-- BEGIN Dataset rows --

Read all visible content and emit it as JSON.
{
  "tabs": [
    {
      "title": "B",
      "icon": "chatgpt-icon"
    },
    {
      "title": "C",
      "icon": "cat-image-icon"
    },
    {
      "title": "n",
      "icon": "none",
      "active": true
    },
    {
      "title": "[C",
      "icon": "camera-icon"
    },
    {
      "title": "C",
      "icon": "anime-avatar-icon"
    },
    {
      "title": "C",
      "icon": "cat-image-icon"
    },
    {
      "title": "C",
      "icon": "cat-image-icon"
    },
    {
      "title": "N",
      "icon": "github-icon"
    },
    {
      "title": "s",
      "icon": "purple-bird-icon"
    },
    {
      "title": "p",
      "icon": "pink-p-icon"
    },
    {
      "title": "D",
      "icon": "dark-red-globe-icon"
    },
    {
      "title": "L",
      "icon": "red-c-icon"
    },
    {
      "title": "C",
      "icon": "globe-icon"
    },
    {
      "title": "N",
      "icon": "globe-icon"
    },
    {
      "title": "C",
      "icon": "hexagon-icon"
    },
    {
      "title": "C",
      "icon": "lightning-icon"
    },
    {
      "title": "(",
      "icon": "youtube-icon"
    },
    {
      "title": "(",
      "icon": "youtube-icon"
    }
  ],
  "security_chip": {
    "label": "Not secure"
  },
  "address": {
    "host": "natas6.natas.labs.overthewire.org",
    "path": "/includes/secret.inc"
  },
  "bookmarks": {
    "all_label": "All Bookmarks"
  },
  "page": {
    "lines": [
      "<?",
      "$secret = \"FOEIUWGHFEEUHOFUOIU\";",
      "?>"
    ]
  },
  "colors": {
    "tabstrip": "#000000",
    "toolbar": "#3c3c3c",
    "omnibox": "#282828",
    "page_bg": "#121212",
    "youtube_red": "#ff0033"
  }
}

-- END Dataset rows --
-- BEGIN Dataset rows --

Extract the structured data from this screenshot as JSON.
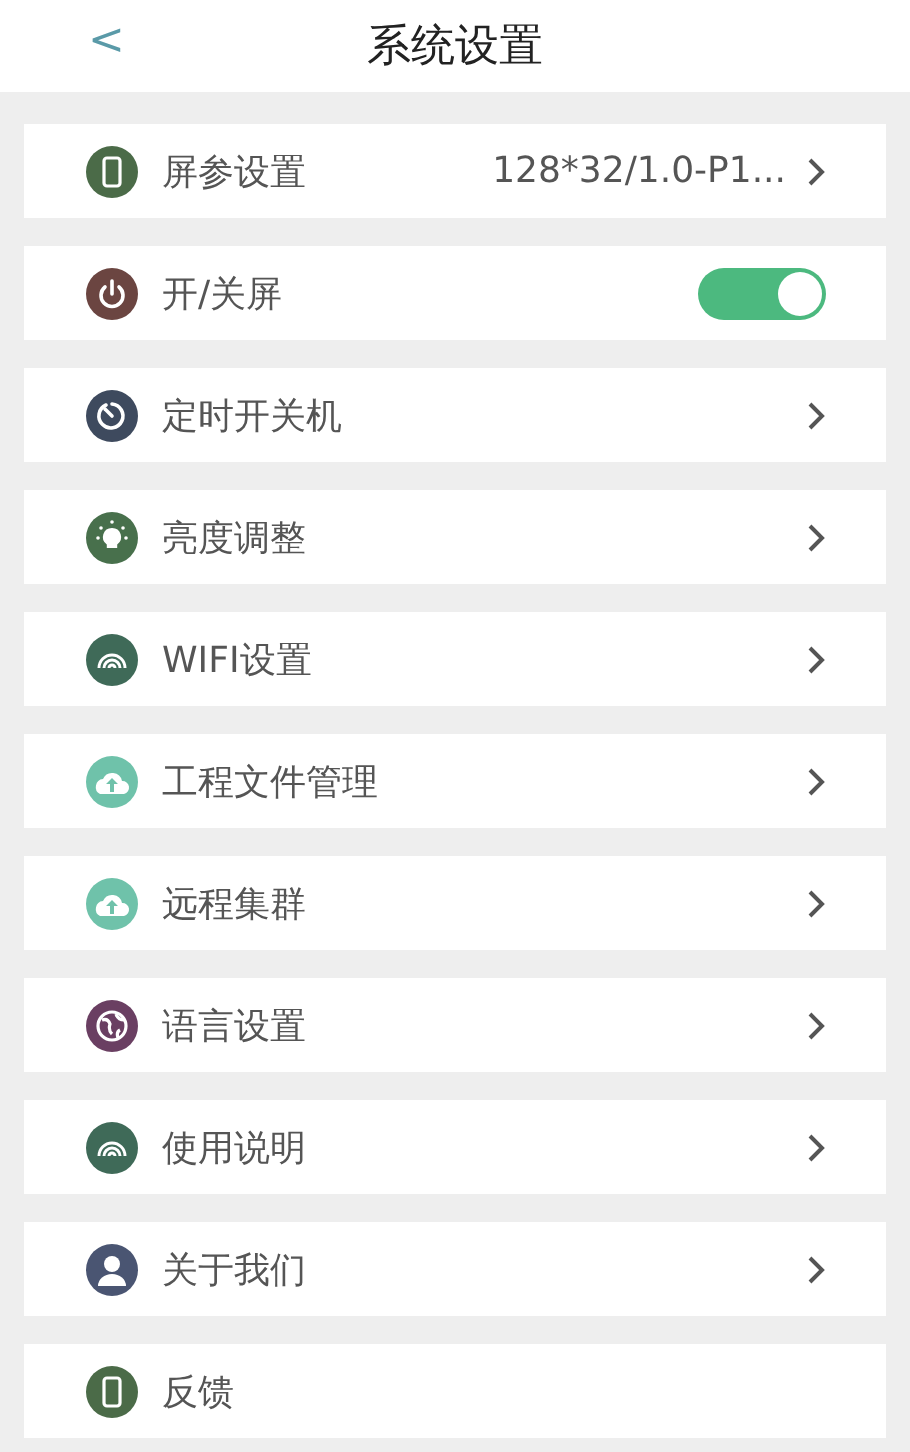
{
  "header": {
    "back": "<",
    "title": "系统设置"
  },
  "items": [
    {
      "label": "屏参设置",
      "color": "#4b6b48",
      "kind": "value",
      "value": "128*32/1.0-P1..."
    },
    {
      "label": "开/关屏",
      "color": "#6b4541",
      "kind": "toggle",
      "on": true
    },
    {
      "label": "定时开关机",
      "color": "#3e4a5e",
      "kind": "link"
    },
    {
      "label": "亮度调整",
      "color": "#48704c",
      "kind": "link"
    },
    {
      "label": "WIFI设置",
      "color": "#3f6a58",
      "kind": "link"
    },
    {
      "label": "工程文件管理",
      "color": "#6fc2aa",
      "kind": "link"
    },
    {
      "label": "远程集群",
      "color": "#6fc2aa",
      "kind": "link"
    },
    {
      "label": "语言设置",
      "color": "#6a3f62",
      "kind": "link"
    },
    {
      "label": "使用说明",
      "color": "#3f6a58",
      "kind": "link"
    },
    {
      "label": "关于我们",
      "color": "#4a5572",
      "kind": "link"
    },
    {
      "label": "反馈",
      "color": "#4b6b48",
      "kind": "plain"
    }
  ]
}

-- END Dataset rows --
-- BEGIN Dataset rows --

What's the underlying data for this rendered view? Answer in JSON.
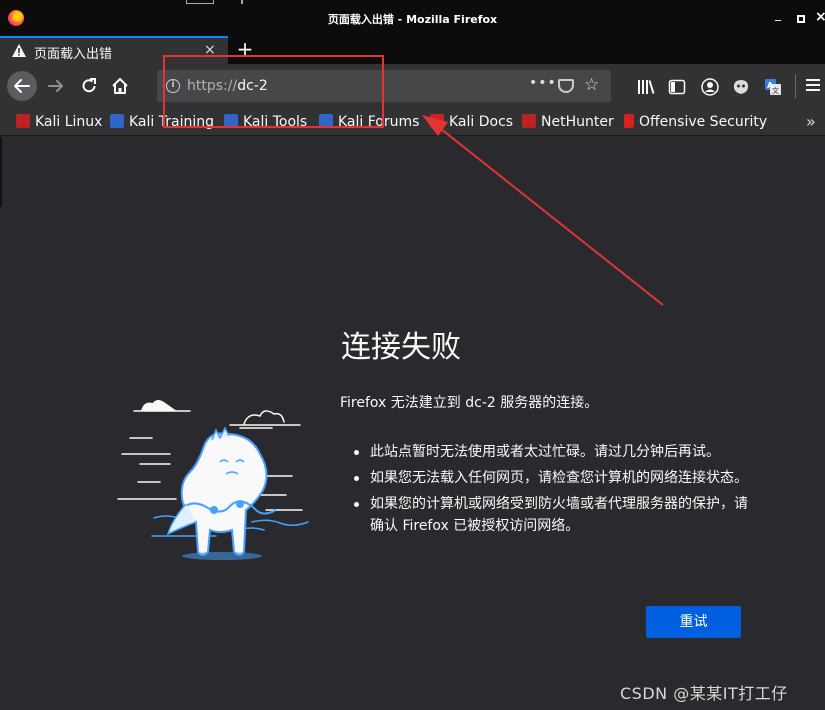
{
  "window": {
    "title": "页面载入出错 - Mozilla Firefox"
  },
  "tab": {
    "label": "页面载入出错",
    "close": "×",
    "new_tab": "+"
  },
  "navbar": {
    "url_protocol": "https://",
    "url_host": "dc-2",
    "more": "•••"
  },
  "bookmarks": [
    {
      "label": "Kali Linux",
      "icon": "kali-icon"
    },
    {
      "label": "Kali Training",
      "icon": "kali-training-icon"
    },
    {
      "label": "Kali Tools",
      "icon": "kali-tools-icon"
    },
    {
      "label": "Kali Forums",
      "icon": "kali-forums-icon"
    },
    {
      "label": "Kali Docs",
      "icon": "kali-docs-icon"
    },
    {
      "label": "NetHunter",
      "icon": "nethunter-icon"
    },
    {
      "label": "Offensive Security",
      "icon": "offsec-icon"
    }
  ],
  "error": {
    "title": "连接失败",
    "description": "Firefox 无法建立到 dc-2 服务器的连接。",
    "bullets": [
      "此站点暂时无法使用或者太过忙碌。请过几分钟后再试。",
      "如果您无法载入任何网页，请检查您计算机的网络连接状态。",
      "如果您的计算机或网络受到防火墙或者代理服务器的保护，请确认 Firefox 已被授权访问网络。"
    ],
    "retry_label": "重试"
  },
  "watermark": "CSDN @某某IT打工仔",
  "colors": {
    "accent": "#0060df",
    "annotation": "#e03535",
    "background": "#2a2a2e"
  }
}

-- END Dataset rows --

Look through the entries above. Extract each line with the word "Firefox".

    "title": "页面载入出错 - Mozilla Firefox"
    "description": "Firefox 无法建立到 dc-2 服务器的连接。",
      "如果您的计算机或网络受到防火墙或者代理服务器的保护，请确认 Firefox 已被授权访问网络。"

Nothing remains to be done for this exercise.